Dataset entries
▶

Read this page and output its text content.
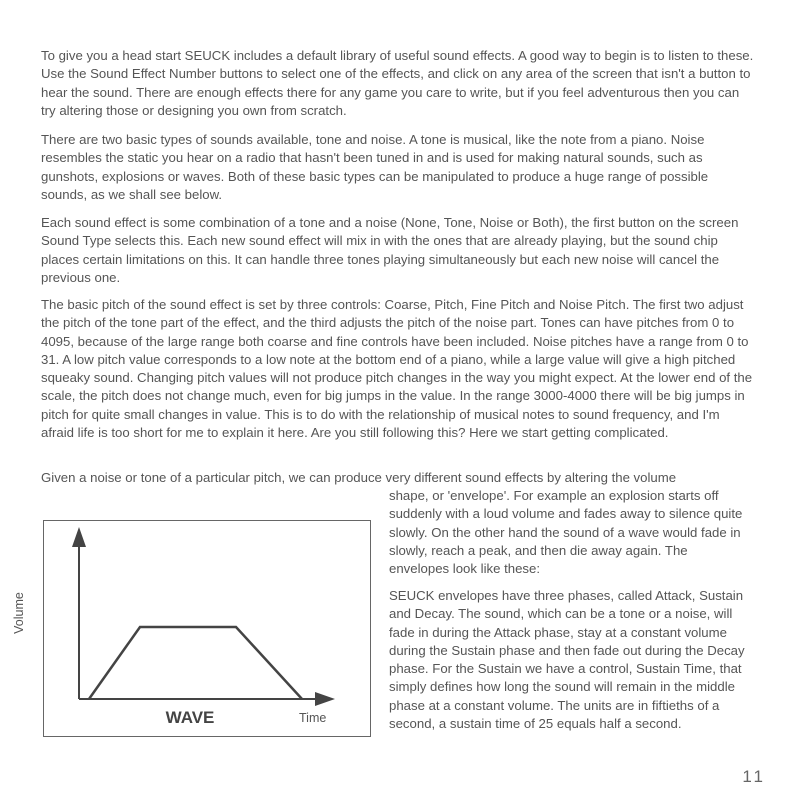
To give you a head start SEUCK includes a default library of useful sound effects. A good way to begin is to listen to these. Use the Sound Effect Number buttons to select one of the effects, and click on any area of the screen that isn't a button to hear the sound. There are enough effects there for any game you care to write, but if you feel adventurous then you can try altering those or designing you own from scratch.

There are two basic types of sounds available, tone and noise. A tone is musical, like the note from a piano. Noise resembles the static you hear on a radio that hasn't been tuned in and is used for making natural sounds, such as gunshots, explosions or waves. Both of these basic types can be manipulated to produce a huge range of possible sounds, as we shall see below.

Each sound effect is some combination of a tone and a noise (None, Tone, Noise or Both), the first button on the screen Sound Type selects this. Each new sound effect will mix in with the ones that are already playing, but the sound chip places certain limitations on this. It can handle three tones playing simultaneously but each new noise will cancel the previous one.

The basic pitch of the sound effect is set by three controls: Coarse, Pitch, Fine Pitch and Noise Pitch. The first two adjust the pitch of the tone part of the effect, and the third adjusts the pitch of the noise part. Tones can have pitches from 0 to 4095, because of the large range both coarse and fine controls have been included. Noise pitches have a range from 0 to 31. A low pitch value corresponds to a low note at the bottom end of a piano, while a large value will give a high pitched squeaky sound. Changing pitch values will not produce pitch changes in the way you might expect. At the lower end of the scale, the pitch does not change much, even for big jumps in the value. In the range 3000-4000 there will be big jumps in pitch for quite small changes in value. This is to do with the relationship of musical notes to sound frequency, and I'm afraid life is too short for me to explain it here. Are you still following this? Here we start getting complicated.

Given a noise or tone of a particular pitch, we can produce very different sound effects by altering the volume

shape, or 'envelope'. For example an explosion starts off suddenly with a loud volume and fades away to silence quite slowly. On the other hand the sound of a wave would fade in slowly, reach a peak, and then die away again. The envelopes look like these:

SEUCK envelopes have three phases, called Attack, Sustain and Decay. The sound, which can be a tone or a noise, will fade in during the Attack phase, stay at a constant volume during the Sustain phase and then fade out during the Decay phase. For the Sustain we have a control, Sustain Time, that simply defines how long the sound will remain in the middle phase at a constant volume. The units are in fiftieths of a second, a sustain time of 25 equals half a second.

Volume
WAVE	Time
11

◀

(Exercise directions): Omit all pictures while transcribing the entries verbatim.

(Solution):
Read this page and output its text content.
To give you a head start SEUCK includes a default library of useful sound effects. A good way to begin is to listen to these. Use the Sound Effect Number buttons to select one of the effects, and click on any area of the screen that isn't a button to hear the sound. There are enough effects there for any game you care to write, but if you feel adventurous then you can try altering those or designing you own from scratch.

There are two basic types of sounds available, tone and noise. A tone is musical, like the note from a piano. Noise resembles the static you hear on a radio that hasn't been tuned in and is used for making natural sounds, such as gunshots, explosions or waves. Both of these basic types can be manipulated to produce a huge range of possible sounds, as we shall see below.

Each sound effect is some combination of a tone and a noise (None, Tone, Noise or Both), the first button on the screen Sound Type selects this. Each new sound effect will mix in with the ones that are already playing, but the sound chip places certain limitations on this. It can handle three tones playing simultaneously but each new noise will cancel the previous one.

The basic pitch of the sound effect is set by three controls: Coarse, Pitch, Fine Pitch and Noise Pitch. The first two adjust the pitch of the tone part of the effect, and the third adjusts the pitch of the noise part. Tones can have pitches from 0 to 4095, because of the large range both coarse and fine controls have been included. Noise pitches have a range from 0 to 31. A low pitch value corresponds to a low note at the bottom end of a piano, while a large value will give a high pitched squeaky sound. Changing pitch values will not produce pitch changes in the way you might expect. At the lower end of the scale, the pitch does not change much, even for big jumps in the value. In the range 3000-4000 there will be big jumps in pitch for quite small changes in value. This is to do with the relationship of musical notes to sound frequency, and I'm afraid life is too short for me to explain it here. Are you still following this? Here we start getting complicated.

Given a noise or tone of a particular pitch, we can produce very different sound effects by altering the volume

shape, or 'envelope'. For example an explosion starts off suddenly with a loud volume and fades away to silence quite slowly. On the other hand the sound of a wave would fade in slowly, reach a peak, and then die away again. The envelopes look like these:

SEUCK envelopes have three phases, called Attack, Sustain and Decay. The sound, which can be a tone or a noise, will fade in during the Attack phase, stay at a constant volume during the Sustain phase and then fade out during the Decay phase. For the Sustain we have a control, Sustain Time, that simply defines how long the sound will remain in the middle phase at a constant volume. The units are in fiftieths of a second, a sustain time of 25 equals half a second.

Volume
WAVE	Time
11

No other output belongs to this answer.